>> Start
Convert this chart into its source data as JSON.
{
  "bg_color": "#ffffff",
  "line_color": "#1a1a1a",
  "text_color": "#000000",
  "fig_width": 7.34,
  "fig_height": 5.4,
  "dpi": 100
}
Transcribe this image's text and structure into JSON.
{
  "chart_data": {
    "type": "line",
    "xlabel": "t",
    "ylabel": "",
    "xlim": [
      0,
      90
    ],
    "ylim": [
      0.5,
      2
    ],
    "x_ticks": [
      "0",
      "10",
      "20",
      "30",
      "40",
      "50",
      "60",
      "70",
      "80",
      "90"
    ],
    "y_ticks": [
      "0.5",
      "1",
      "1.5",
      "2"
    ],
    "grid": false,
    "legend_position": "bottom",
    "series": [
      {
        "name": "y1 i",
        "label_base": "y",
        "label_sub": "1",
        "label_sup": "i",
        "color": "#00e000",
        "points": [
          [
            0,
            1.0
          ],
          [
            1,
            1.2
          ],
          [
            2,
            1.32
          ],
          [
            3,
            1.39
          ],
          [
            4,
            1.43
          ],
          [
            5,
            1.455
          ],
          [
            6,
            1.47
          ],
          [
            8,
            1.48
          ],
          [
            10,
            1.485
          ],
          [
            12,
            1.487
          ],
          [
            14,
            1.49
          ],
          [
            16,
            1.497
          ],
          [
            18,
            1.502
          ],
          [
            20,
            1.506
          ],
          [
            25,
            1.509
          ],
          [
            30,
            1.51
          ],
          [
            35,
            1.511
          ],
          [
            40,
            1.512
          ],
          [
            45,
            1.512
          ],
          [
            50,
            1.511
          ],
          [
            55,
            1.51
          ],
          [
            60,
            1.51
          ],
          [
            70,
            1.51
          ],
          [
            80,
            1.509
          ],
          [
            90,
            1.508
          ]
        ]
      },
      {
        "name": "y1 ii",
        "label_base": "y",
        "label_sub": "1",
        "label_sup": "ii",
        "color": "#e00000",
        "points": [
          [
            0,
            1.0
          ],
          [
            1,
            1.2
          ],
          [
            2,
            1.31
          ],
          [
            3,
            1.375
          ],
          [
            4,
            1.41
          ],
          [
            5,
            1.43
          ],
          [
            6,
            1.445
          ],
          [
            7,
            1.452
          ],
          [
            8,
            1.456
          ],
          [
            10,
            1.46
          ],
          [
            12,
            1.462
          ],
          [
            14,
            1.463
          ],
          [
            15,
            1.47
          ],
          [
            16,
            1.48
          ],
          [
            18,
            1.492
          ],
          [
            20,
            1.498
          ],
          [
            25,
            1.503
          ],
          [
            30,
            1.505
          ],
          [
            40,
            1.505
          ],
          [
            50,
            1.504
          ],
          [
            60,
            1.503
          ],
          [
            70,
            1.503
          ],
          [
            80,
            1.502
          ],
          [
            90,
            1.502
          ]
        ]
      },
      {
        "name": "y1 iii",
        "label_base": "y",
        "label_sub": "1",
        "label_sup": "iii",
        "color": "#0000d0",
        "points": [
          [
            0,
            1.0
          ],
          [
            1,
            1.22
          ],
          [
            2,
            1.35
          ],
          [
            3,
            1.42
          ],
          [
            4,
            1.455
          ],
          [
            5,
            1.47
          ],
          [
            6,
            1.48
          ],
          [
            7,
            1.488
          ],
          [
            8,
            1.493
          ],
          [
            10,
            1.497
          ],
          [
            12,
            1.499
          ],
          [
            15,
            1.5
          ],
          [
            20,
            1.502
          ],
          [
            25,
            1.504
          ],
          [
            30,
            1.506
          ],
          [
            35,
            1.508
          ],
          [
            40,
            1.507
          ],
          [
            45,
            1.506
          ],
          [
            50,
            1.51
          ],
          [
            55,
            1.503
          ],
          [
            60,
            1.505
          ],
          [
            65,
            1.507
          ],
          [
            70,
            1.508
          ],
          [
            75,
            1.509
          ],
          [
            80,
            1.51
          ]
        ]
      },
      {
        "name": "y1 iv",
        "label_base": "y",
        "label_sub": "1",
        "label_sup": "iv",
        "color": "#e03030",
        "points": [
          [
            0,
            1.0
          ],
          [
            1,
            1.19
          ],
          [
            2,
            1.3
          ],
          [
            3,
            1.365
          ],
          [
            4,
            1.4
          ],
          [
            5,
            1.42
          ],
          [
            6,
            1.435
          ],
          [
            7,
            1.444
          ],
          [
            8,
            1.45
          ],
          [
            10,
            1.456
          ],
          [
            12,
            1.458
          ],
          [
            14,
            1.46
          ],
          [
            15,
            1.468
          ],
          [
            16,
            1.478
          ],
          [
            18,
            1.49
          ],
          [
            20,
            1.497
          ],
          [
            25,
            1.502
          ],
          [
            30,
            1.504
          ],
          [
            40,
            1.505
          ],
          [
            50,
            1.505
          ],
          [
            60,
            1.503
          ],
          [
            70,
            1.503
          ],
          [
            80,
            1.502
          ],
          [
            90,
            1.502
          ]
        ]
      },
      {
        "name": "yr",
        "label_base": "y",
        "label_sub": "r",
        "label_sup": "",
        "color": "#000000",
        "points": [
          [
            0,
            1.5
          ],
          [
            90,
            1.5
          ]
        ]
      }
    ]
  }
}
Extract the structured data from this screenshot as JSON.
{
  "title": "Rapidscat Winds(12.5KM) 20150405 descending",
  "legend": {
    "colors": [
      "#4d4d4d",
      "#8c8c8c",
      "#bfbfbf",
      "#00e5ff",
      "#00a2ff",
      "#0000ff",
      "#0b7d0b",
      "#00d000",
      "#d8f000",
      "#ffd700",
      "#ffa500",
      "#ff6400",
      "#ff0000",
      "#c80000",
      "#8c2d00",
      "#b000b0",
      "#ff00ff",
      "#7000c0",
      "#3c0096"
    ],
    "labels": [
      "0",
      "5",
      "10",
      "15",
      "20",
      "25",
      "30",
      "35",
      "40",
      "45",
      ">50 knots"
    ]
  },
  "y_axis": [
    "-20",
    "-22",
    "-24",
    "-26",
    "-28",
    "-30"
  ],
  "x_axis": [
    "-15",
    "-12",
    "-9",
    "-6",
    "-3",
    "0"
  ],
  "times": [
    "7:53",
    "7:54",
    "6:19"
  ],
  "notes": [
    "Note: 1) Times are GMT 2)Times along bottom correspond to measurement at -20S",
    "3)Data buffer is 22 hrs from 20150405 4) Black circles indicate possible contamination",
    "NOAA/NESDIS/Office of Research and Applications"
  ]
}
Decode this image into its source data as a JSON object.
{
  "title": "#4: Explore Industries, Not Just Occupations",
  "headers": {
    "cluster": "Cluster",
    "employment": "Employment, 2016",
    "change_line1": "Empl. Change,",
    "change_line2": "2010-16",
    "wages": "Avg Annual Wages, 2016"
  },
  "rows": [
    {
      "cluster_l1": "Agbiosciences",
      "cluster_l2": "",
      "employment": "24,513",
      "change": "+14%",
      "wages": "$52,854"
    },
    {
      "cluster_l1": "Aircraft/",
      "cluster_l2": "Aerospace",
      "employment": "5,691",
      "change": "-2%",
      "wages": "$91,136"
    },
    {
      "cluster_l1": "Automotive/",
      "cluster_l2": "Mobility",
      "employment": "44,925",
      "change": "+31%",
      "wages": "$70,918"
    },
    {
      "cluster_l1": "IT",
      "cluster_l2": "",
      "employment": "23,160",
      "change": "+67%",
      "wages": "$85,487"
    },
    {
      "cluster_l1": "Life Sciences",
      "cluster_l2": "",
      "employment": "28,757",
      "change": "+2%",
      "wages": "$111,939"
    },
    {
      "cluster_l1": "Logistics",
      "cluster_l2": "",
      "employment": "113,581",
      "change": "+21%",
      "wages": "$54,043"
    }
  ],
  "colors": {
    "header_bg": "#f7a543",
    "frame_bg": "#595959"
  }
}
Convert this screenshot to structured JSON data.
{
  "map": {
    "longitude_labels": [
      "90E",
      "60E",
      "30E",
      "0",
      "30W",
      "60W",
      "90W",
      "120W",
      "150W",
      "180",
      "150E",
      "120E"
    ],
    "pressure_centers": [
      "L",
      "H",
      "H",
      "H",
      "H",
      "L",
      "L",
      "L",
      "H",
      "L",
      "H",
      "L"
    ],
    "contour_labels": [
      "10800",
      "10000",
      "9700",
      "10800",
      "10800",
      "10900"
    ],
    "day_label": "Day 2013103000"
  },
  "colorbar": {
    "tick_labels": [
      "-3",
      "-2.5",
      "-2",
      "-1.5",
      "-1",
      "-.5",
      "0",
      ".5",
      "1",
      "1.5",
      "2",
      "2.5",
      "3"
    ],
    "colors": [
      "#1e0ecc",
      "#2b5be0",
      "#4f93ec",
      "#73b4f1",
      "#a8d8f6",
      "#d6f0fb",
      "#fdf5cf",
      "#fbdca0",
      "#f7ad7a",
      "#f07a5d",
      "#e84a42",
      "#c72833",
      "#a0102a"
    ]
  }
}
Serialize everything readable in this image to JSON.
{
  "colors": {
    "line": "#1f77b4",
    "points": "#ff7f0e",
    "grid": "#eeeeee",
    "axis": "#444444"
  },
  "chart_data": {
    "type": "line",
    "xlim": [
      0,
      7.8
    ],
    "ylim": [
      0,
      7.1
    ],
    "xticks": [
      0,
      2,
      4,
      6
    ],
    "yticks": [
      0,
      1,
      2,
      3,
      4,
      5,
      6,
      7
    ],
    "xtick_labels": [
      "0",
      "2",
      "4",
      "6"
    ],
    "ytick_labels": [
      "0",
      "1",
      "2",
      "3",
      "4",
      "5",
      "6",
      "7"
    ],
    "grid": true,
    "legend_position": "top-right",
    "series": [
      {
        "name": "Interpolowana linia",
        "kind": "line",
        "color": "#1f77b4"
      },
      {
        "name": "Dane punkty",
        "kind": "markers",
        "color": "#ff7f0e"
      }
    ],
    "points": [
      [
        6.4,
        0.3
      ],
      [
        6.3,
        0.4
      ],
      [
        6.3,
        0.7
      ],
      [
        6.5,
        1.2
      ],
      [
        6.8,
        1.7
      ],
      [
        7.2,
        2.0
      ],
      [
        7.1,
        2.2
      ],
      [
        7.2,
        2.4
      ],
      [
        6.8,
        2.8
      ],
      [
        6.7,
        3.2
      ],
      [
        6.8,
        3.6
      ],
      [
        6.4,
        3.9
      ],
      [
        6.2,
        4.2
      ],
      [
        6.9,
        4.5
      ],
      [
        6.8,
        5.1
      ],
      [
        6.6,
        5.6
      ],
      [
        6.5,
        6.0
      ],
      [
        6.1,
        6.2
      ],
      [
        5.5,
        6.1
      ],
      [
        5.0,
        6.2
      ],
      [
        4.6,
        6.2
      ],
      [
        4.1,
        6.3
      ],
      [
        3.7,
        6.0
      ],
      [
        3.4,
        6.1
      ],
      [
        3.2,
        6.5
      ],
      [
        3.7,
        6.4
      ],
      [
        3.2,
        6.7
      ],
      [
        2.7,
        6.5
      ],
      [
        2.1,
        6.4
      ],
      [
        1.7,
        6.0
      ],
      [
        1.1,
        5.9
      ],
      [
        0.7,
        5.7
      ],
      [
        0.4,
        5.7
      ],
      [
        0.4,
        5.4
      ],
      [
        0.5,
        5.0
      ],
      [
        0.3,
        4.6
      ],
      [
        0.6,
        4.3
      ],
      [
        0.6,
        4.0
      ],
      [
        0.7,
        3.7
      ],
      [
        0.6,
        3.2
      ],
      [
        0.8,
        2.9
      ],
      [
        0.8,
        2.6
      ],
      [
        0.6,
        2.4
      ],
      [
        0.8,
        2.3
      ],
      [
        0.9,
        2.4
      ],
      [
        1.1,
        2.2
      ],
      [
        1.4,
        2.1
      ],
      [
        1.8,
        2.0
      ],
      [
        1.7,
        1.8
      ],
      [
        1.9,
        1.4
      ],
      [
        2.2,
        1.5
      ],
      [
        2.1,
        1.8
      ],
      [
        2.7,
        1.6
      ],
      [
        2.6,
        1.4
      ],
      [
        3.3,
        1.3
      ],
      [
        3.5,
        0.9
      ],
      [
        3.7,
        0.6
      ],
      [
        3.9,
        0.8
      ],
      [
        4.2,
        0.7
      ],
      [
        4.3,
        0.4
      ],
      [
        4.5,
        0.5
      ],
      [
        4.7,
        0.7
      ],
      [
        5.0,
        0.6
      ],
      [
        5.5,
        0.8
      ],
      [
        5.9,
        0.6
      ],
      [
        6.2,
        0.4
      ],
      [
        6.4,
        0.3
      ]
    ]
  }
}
>> End
## Your goal:
From the material given, work out how many lines hold the string "employment"; state that number and nothing further.

## Response below:
7